» **To be done**
Take the material below and write it all out again exactly.

(Extracted data entries)
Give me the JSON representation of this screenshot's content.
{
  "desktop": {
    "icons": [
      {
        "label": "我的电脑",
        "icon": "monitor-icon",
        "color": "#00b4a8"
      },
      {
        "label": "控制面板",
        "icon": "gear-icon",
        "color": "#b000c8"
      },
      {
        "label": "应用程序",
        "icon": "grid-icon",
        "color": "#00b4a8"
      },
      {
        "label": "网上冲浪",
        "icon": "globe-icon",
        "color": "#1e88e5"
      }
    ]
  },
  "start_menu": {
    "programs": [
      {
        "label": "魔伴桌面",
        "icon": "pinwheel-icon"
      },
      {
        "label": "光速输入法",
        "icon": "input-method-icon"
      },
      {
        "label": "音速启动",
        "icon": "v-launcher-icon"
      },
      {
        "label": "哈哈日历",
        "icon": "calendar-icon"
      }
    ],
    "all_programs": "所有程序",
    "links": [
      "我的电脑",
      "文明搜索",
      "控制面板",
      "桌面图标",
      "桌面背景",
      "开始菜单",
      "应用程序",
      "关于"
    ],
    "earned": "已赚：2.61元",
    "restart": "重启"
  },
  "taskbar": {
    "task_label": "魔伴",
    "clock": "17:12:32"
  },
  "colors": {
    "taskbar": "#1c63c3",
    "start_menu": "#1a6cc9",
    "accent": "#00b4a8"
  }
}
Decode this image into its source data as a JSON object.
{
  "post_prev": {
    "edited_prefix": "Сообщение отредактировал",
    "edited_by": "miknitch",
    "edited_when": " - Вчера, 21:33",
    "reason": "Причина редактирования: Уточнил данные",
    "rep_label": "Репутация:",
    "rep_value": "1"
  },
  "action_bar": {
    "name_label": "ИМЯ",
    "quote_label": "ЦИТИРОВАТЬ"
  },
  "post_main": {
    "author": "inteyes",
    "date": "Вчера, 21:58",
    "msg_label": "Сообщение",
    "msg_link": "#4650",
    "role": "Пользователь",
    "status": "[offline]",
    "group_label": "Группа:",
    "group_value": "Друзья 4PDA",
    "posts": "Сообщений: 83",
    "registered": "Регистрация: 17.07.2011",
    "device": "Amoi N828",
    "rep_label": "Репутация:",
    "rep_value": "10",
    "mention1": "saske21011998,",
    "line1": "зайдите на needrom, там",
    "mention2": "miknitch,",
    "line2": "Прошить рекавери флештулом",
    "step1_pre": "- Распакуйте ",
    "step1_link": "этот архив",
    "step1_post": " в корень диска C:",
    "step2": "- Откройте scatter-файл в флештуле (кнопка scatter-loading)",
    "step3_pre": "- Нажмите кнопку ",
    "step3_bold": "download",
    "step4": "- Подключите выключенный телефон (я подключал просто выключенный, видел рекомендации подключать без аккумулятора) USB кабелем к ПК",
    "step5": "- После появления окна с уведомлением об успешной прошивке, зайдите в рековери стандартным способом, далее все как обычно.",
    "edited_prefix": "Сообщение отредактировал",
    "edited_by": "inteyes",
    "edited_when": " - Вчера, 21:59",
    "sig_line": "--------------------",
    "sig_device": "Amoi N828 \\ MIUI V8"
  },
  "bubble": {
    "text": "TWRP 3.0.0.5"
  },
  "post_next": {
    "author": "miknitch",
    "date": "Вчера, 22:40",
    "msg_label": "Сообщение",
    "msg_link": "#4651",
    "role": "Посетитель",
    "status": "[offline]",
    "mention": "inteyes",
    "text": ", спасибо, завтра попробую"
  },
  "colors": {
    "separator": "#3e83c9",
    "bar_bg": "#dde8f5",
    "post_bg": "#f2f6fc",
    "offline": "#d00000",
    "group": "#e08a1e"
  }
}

» **Worked solution**
Give me the JSON representation of this screenshot's content.
{
  "desktop": {
    "icons": [
      {
        "label": "我的电脑",
        "icon": "monitor-icon",
        "color": "#00b4a8"
      },
      {
        "label": "控制面板",
        "icon": "gear-icon",
        "color": "#b000c8"
      },
      {
        "label": "应用程序",
        "icon": "grid-icon",
        "color": "#00b4a8"
      },
      {
        "label": "网上冲浪",
        "icon": "globe-icon",
        "color": "#1e88e5"
      }
    ]
  },
  "start_menu": {
    "programs": [
      {
        "label": "魔伴桌面",
        "icon": "pinwheel-icon"
      },
      {
        "label": "光速输入法",
        "icon": "input-method-icon"
      },
      {
        "label": "音速启动",
        "icon": "v-launcher-icon"
      },
      {
        "label": "哈哈日历",
        "icon": "calendar-icon"
      }
    ],
    "all_programs": "所有程序",
    "links": [
      "我的电脑",
      "文明搜索",
      "控制面板",
      "桌面图标",
      "桌面背景",
      "开始菜单",
      "应用程序",
      "关于"
    ],
    "earned": "已赚：2.61元",
    "restart": "重启"
  },
  "taskbar": {
    "task_label": "魔伴",
    "clock": "17:12:32"
  },
  "colors": {
    "taskbar": "#1c63c3",
    "start_menu": "#1a6cc9",
    "accent": "#00b4a8"
  }
}
Decode this image into its source data as a JSON object.
{
  "post_prev": {
    "edited_prefix": "Сообщение отредактировал",
    "edited_by": "miknitch",
    "edited_when": " - Вчера, 21:33",
    "reason": "Причина редактирования: Уточнил данные",
    "rep_label": "Репутация:",
    "rep_value": "1"
  },
  "action_bar": {
    "name_label": "ИМЯ",
    "quote_label": "ЦИТИРОВАТЬ"
  },
  "post_main": {
    "author": "inteyes",
    "date": "Вчера, 21:58",
    "msg_label": "Сообщение",
    "msg_link": "#4650",
    "role": "Пользователь",
    "status": "[offline]",
    "group_label": "Группа:",
    "group_value": "Друзья 4PDA",
    "posts": "Сообщений: 83",
    "registered": "Регистрация: 17.07.2011",
    "device": "Amoi N828",
    "rep_label": "Репутация:",
    "rep_value": "10",
    "mention1": "saske21011998,",
    "line1": "зайдите на needrom, там",
    "mention2": "miknitch,",
    "line2": "Прошить рекавери флештулом",
    "step1_pre": "- Распакуйте ",
    "step1_link": "этот архив",
    "step1_post": " в корень диска C:",
    "step2": "- Откройте scatter-файл в флештуле (кнопка scatter-loading)",
    "step3_pre": "- Нажмите кнопку ",
    "step3_bold": "download",
    "step4": "- Подключите выключенный телефон (я подключал просто выключенный, видел рекомендации подключать без аккумулятора) USB кабелем к ПК",
    "step5": "- После появления окна с уведомлением об успешной прошивке, зайдите в рековери стандартным способом, далее все как обычно.",
    "edited_prefix": "Сообщение отредактировал",
    "edited_by": "inteyes",
    "edited_when": " - Вчера, 21:59",
    "sig_line": "--------------------",
    "sig_device": "Amoi N828 \\ MIUI V8"
  },
  "bubble": {
    "text": "TWRP 3.0.0.5"
  },
  "post_next": {
    "author": "miknitch",
    "date": "Вчера, 22:40",
    "msg_label": "Сообщение",
    "msg_link": "#4651",
    "role": "Посетитель",
    "status": "[offline]",
    "mention": "inteyes",
    "text": ", спасибо, завтра попробую"
  },
  "colors": {
    "separator": "#3e83c9",
    "bar_bg": "#dde8f5",
    "post_bg": "#f2f6fc",
    "offline": "#d00000",
    "group": "#e08a1e"
  }
}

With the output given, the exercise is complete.